WRITTEN EXERCISE: Count lines holding the word "Proteção". Only the number is wanted.

········

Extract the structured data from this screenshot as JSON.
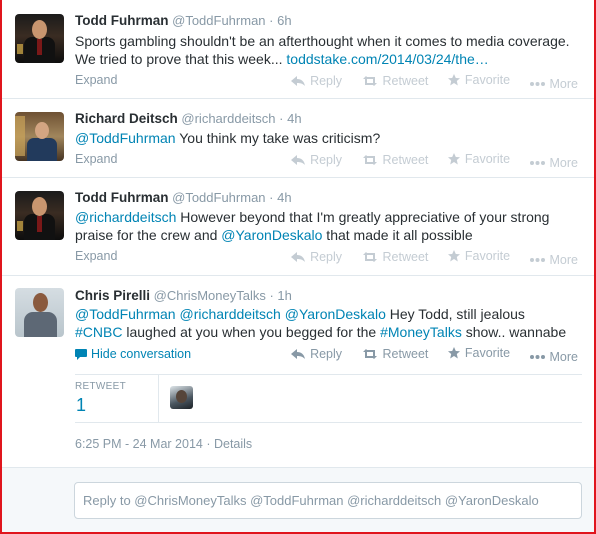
{
  "tweets": [
    {
      "fullname": "Todd Fuhrman",
      "username": "@ToddFuhrman",
      "time": "· 6h",
      "line1": "Sports gambling shouldn't be an afterthought when it comes to media coverage.",
      "line2_text": "We tried to prove that this week... ",
      "line2_link": "toddstake.com/2014/03/24/the…",
      "expand": "Expand"
    },
    {
      "fullname": "Richard Deitsch",
      "username": "@richarddeitsch",
      "time": "· 4h",
      "mention": "@ToddFuhrman",
      "line1_rest": " You think my take was criticism?",
      "expand": "Expand"
    },
    {
      "fullname": "Todd Fuhrman",
      "username": "@ToddFuhrman",
      "time": "· 4h",
      "mention": "@richarddeitsch",
      "line1_rest": " However beyond that I'm greatly appreciative of your strong",
      "line2_pre": "praise for the crew and ",
      "line2_mention": "@YaronDeskalo",
      "line2_rest": " that made it all possible",
      "expand": "Expand"
    },
    {
      "fullname": "Chris Pirelli",
      "username": "@ChrisMoneyTalks",
      "time": "· 1h",
      "m1": "@ToddFuhrman",
      "m2": "@richarddeitsch",
      "m3": "@YaronDeskalo",
      "line1_rest": " Hey Todd, still jealous",
      "h1": "#CNBC",
      "line2_mid": " laughed at you when you begged for the ",
      "h2": "#MoneyTalks",
      "line2_rest": " show.. wannabe",
      "hide": "Hide conversation"
    }
  ],
  "actions": {
    "reply": "Reply",
    "retweet": "Retweet",
    "favorite": "Favorite",
    "more": "More"
  },
  "stats": {
    "label": "RETWEET",
    "count": "1"
  },
  "datestamp": {
    "when": "6:25 PM - 24 Mar 2014",
    "sep": " · ",
    "details": "Details"
  },
  "reply_box": {
    "placeholder": "Reply to @ChrisMoneyTalks @ToddFuhrman @richarddeitsch @YaronDeskalo"
  },
  "colors": {
    "link": "#0084b4",
    "muted": "#8899a6",
    "frame": "#e0151d"
  }
}
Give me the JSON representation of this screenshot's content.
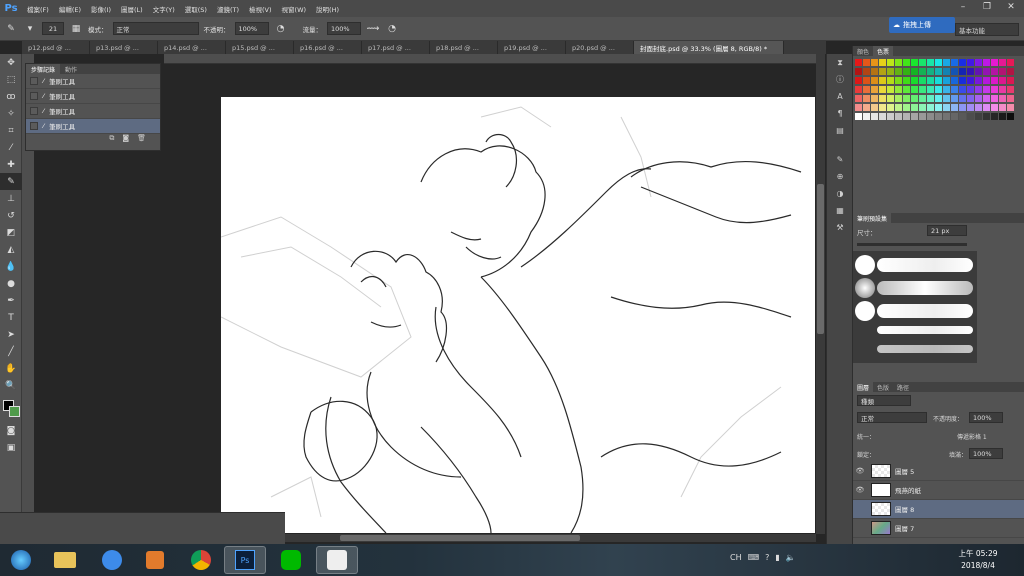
{
  "menubar": {
    "app_logo": "Ps",
    "items": [
      "檔案(F)",
      "編輯(E)",
      "影像(I)",
      "圖層(L)",
      "文字(Y)",
      "選取(S)",
      "濾鏡(T)",
      "檢視(V)",
      "視窗(W)",
      "說明(H)"
    ]
  },
  "options": {
    "brush_size": "21",
    "mode_label": "模式：",
    "mode_value": "正常",
    "opacity_label": "不透明：",
    "opacity_value": "100%",
    "flow_label": "流量：",
    "flow_value": "100%",
    "upload_label": "拖拽上傳",
    "workspace_value": "基本功能"
  },
  "tabs": [
    "p12.psd @ ...",
    "p13.psd @ ...",
    "p14.psd @ ...",
    "p15.psd @ ...",
    "p16.psd @ ...",
    "p17.psd @ ...",
    "p18.psd @ ...",
    "p19.psd @ ...",
    "p20.psd @ ...",
    "封面封底.psd @ 33.3% (圖層 8, RGB/8) *"
  ],
  "history": {
    "tabs": [
      "步驟記錄",
      "動作"
    ],
    "rows": [
      "筆刷工具",
      "筆刷工具",
      "筆刷工具",
      "筆刷工具"
    ]
  },
  "swatches_panel": {
    "tabs": [
      "顏色",
      "色票"
    ]
  },
  "brush_panel": {
    "tabs": [
      "筆刷預設集"
    ],
    "size_label": "尺寸：",
    "size_value": "21 px"
  },
  "layers_panel": {
    "tabs": [
      "圖層",
      "色版",
      "路徑"
    ],
    "filter": "種類",
    "blend": "正常",
    "opacity_label": "不透明度：",
    "opacity_value": "100%",
    "unify_label": "統一：",
    "propagate_label": "傳遞影格 1",
    "lock_label": "鎖定：",
    "fill_label": "填滿：",
    "fill_value": "100%",
    "layers": [
      "圖層 5",
      "飛燕的紙",
      "圖層 8",
      "圖層 7"
    ]
  },
  "colors": {
    "accent": "#2f6bbf",
    "selection": "#5e6b82",
    "panel": "#535353"
  },
  "taskbar": {
    "apps": [
      "windows-start-icon",
      "file-explorer-icon",
      "baidu-cloud-icon",
      "media-player-icon",
      "chrome-icon",
      "photoshop-icon",
      "line-icon",
      "sai-icon"
    ],
    "time": "上午 05:29",
    "date": "2018/8/4",
    "ime": "CH"
  }
}
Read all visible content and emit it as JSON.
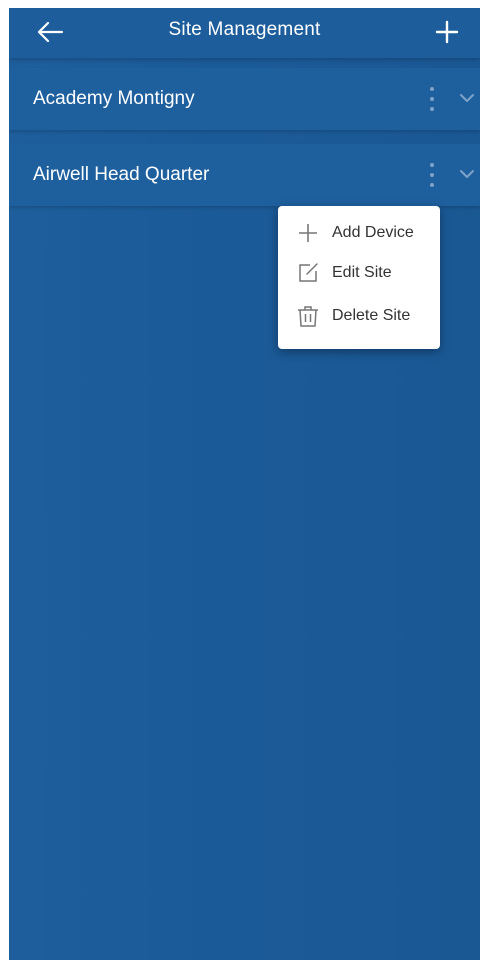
{
  "header": {
    "title": "Site Management",
    "back_icon": "arrow-left-icon",
    "add_icon": "plus-icon"
  },
  "sites": [
    {
      "name": "Academy Montigny"
    },
    {
      "name": "Airwell Head Quarter"
    }
  ],
  "context_menu": {
    "items": [
      {
        "label": "Add Device",
        "icon": "plus-icon"
      },
      {
        "label": "Edit Site",
        "icon": "edit-icon"
      },
      {
        "label": "Delete Site",
        "icon": "trash-icon"
      }
    ]
  },
  "colors": {
    "background": "#1b5a98",
    "header": "#1d5d9b",
    "row": "#1e5f9e",
    "text": "#ffffff",
    "icon_muted": "#7fa3c8",
    "menu_bg": "#ffffff",
    "menu_text": "#333333",
    "menu_icon": "#777777"
  }
}
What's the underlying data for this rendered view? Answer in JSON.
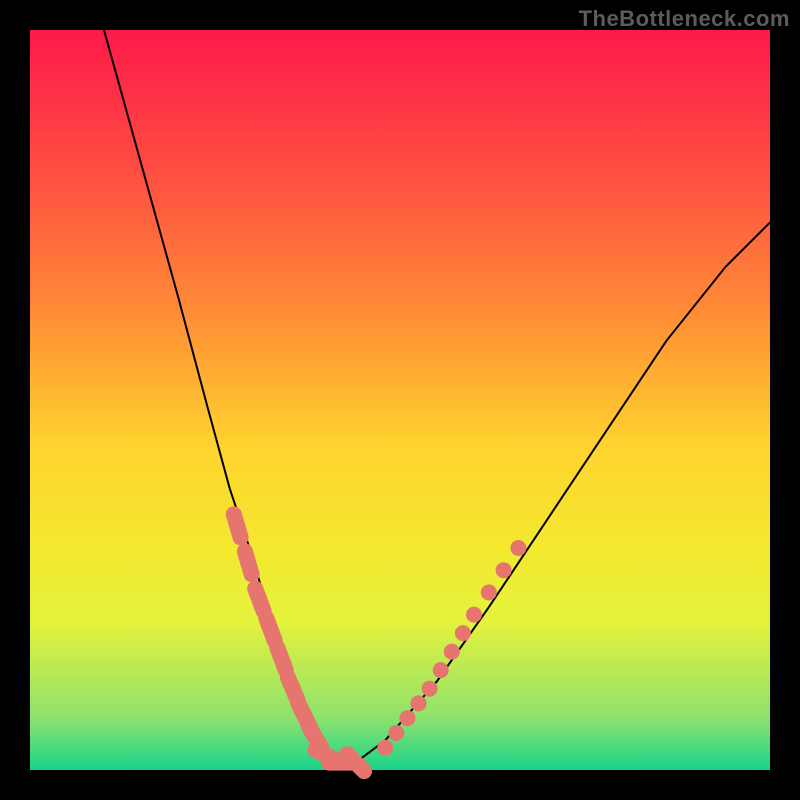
{
  "watermark": "TheBottleneck.com",
  "chart_data": {
    "type": "line",
    "title": "",
    "xlabel": "",
    "ylabel": "",
    "xlim": [
      0,
      100
    ],
    "ylim": [
      0,
      100
    ],
    "grid": false,
    "legend": false,
    "series": [
      {
        "name": "curve",
        "color": "#000000",
        "x": [
          10,
          15,
          20,
          24,
          27,
          30,
          32,
          34,
          36,
          38,
          40,
          44,
          48,
          55,
          62,
          70,
          78,
          86,
          94,
          100
        ],
        "y": [
          100,
          82,
          64,
          49,
          38,
          29,
          22,
          15,
          9,
          4,
          1,
          1,
          4,
          12,
          22,
          34,
          46,
          58,
          68,
          74
        ]
      }
    ],
    "markers": [
      {
        "name": "left-cluster",
        "color": "#e6746f",
        "style": "rounded-dash",
        "x": [
          28,
          29.5,
          31,
          32.5,
          34,
          35.5,
          37,
          38.5,
          40,
          42,
          44
        ],
        "y": [
          33,
          28,
          23,
          19,
          15,
          11,
          7.5,
          4.5,
          2,
          1,
          1
        ]
      },
      {
        "name": "right-cluster",
        "color": "#e6746f",
        "style": "dot",
        "x": [
          48,
          49.5,
          51,
          52.5,
          54,
          55.5,
          57,
          58.5,
          60,
          62,
          64,
          66
        ],
        "y": [
          3,
          5,
          7,
          9,
          11,
          13.5,
          16,
          18.5,
          21,
          24,
          27,
          30
        ]
      }
    ],
    "background_gradient": [
      "#fe1a4a",
      "#ff8b36",
      "#ffd22e",
      "#e4f23c",
      "#18d48c"
    ]
  }
}
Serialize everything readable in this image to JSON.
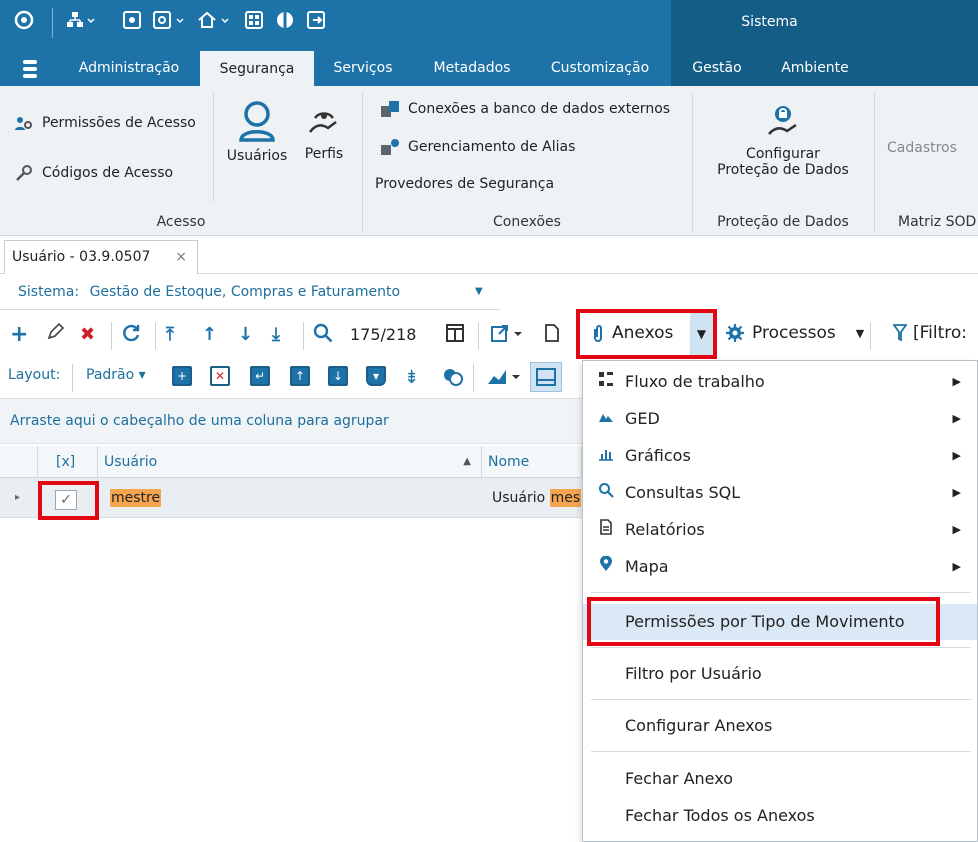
{
  "titlebar": {
    "system_label": "Sistema"
  },
  "menubar": {
    "tabs": [
      {
        "label": "Administração"
      },
      {
        "label": "Segurança",
        "active": true
      },
      {
        "label": "Serviços"
      },
      {
        "label": "Metadados"
      },
      {
        "label": "Customização"
      },
      {
        "label": "Gestão"
      },
      {
        "label": "Ambiente"
      }
    ]
  },
  "ribbon": {
    "acesso": {
      "permissoes": "Permissões de Acesso",
      "codigos": "Códigos de Acesso",
      "usuarios": "Usuários",
      "perfis": "Perfis",
      "group_label": "Acesso"
    },
    "conexoes": {
      "externos": "Conexões a banco de dados externos",
      "alias": "Gerenciamento de Alias",
      "provedores": "Provedores de Segurança",
      "group_label": "Conexões"
    },
    "protecao": {
      "configurar_line1": "Configurar",
      "configurar_line2": "Proteção de Dados",
      "group_label": "Proteção de Dados"
    },
    "matriz": {
      "cadastros": "Cadastros",
      "group_label": "Matriz SOD"
    }
  },
  "document_tab": {
    "title": "Usuário - 03.9.0507",
    "close": "×"
  },
  "sistema": {
    "label": "Sistema:",
    "value": "Gestão de Estoque, Compras e Faturamento"
  },
  "toolbar": {
    "counter": "175/218",
    "anexos": "Anexos",
    "processos": "Processos",
    "filtro": "[Filtro:"
  },
  "layout_toolbar": {
    "label": "Layout:",
    "preset": "Padrão"
  },
  "group_panel": {
    "text": "Arraste aqui o cabeçalho de uma coluna para agrupar"
  },
  "grid": {
    "columns": [
      "[x]",
      "Usuário",
      "Nome"
    ],
    "rows": [
      {
        "checked": true,
        "usuario": "mestre",
        "nome_prefix": "Usuário",
        "nome_hl": "mes"
      }
    ]
  },
  "menu": {
    "items": [
      {
        "label": "Fluxo de trabalho",
        "icon": "workflow-icon",
        "submenu": true
      },
      {
        "label": "GED",
        "icon": "ged-icon",
        "submenu": true
      },
      {
        "label": "Gráficos",
        "icon": "chart-icon",
        "submenu": true
      },
      {
        "label": "Consultas SQL",
        "icon": "search-icon",
        "submenu": true
      },
      {
        "label": "Relatórios",
        "icon": "report-icon",
        "submenu": true
      },
      {
        "label": "Mapa",
        "icon": "map-pin-icon",
        "submenu": true
      },
      {
        "label": "Permissões por Tipo de Movimento",
        "selected": true
      },
      {
        "label": "Filtro por Usuário"
      },
      {
        "label": "Configurar Anexos"
      },
      {
        "label": "Fechar Anexo"
      },
      {
        "label": "Fechar Todos os Anexos"
      }
    ]
  },
  "colors": {
    "title_blue": "#1d73a8",
    "dark_blue": "#145d87",
    "highlight_orange": "#f6a44f",
    "callout_red": "#e30613"
  }
}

········

RESPONSE: 2